> [Material to process]
+ + + + + + +

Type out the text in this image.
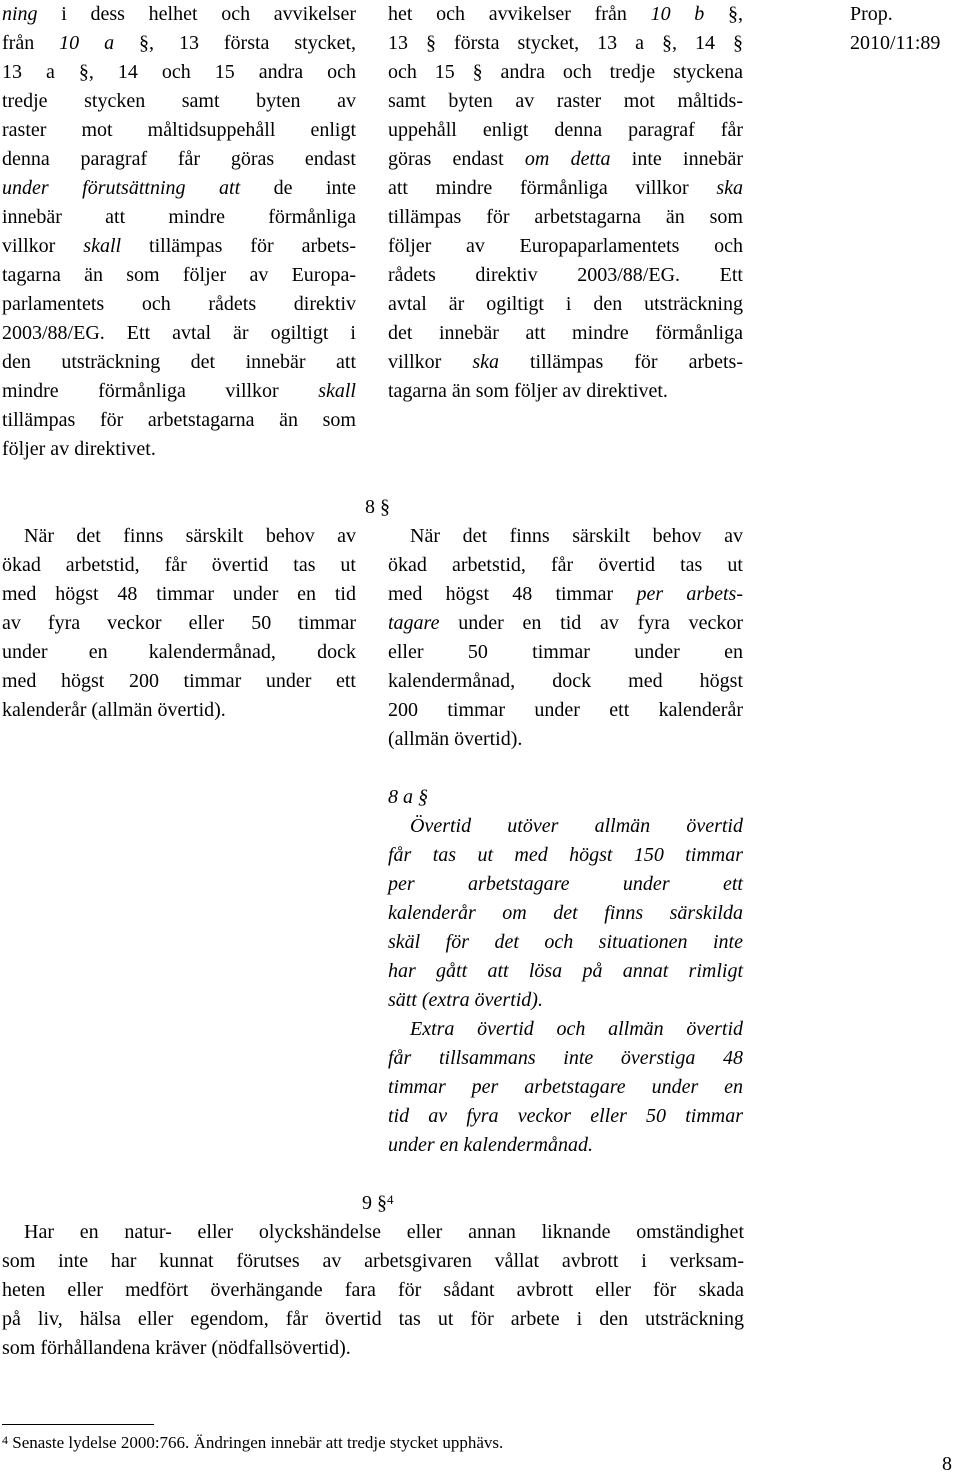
Prop. 2010/11:89
ning i dess helhet och avvikelser
från 10 a §, 13 första stycket,
13 a §, 14 och 15 andra och
tredje stycken samt byten av
raster mot måltidsuppehåll enligt
denna paragraf får göras endast
under förutsättning att de inte
innebär att mindre förmånliga
villkor skall tillämpas för arbets-
tagarna än som följer av Europa-
parlamentets och rådets direktiv
2003/88/EG. Ett avtal är ogiltigt i
den utsträckning det innebär att
mindre förmånliga villkor skall
tillämpas för arbetstagarna än som
följer av direktivet.
När det finns särskilt behov av
ökad arbetstid, får övertid tas ut
med högst 48 timmar under en tid
av fyra veckor eller 50 timmar
under en kalendermånad, dock
med högst 200 timmar under ett
kalenderår (allmän övertid).
het och avvikelser från 10 b §,
13 § första stycket, 13 a §, 14 §
och 15 § andra och tredje styckena
samt byten av raster mot måltids-
uppehåll enligt denna paragraf får
göras endast om detta inte innebär
att mindre förmånliga villkor ska
tillämpas för arbetstagarna än som
följer av Europaparlamentets och
rådets direktiv 2003/88/EG. Ett
avtal är ogiltigt i den utsträckning
det innebär att mindre förmånliga
villkor ska tillämpas för arbets-
tagarna än som följer av direktivet.
8 §
När det finns särskilt behov av
ökad arbetstid, får övertid tas ut
med högst 48 timmar per arbets-
tagare under en tid av fyra veckor
eller 50 timmar under en
kalendermånad, dock med högst
200 timmar under ett kalenderår
(allmän övertid).
8 a §
Övertid utöver allmän övertid
får tas ut med högst 150 timmar
per arbetstagare under ett
kalenderår om det finns särskilda
skäl för det och situationen inte
har gått att lösa på annat rimligt
sätt (extra övertid).
Extra övertid och allmän övertid
får tillsammans inte överstiga 48
timmar per arbetstagare under en
tid av fyra veckor eller 50 timmar
under en kalendermånad.
9 §$^4$
Har en natur- eller olyckshändelse eller annan liknande omständighet
som inte har kunnat förutses av arbetsgivaren vållat avbrott i verksam-
heten eller medfört överhängande fara för sådant avbrott eller för skada
på liv, hälsa eller egendom, får övertid tas ut för arbete i den utsträckning
som förhållandena kräver (nödfallsövertid).
$^4$ Senaste lydelse 2000:766. Ändringen innebär att tredje stycket upphävs.
8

+ + + + + + +

> [Task description] Retype all of the entries exactly as written, leaving out any images.

> [Answer to the problem]
Type out the text in this image.
Prop. 2010/11:89
ning i dess helhet och avvikelser
från 10 a §, 13 första stycket,
13 a §, 14 och 15 andra och
tredje stycken samt byten av
raster mot måltidsuppehåll enligt
denna paragraf får göras endast
under förutsättning att de inte
innebär att mindre förmånliga
villkor skall tillämpas för arbets-
tagarna än som följer av Europa-
parlamentets och rådets direktiv
2003/88/EG. Ett avtal är ogiltigt i
den utsträckning det innebär att
mindre förmånliga villkor skall
tillämpas för arbetstagarna än som
följer av direktivet.
När det finns särskilt behov av
ökad arbetstid, får övertid tas ut
med högst 48 timmar under en tid
av fyra veckor eller 50 timmar
under en kalendermånad, dock
med högst 200 timmar under ett
kalenderår (allmän övertid).
het och avvikelser från 10 b §,
13 § första stycket, 13 a §, 14 §
och 15 § andra och tredje styckena
samt byten av raster mot måltids-
uppehåll enligt denna paragraf får
göras endast om detta inte innebär
att mindre förmånliga villkor ska
tillämpas för arbetstagarna än som
följer av Europaparlamentets och
rådets direktiv 2003/88/EG. Ett
avtal är ogiltigt i den utsträckning
det innebär att mindre förmånliga
villkor ska tillämpas för arbets-
tagarna än som följer av direktivet.
8 §
När det finns särskilt behov av
ökad arbetstid, får övertid tas ut
med högst 48 timmar per arbets-
tagare under en tid av fyra veckor
eller 50 timmar under en
kalendermånad, dock med högst
200 timmar under ett kalenderår
(allmän övertid).
8 a §
Övertid utöver allmän övertid
får tas ut med högst 150 timmar
per arbetstagare under ett
kalenderår om det finns särskilda
skäl för det och situationen inte
har gått att lösa på annat rimligt
sätt (extra övertid).
Extra övertid och allmän övertid
får tillsammans inte överstiga 48
timmar per arbetstagare under en
tid av fyra veckor eller 50 timmar
under en kalendermånad.
9 §$^4$
Har en natur- eller olyckshändelse eller annan liknande omständighet
som inte har kunnat förutses av arbetsgivaren vållat avbrott i verksam-
heten eller medfört överhängande fara för sådant avbrott eller för skada
på liv, hälsa eller egendom, får övertid tas ut för arbete i den utsträckning
som förhållandena kräver (nödfallsövertid).
$^4$ Senaste lydelse 2000:766. Ändringen innebär att tredje stycket upphävs.
8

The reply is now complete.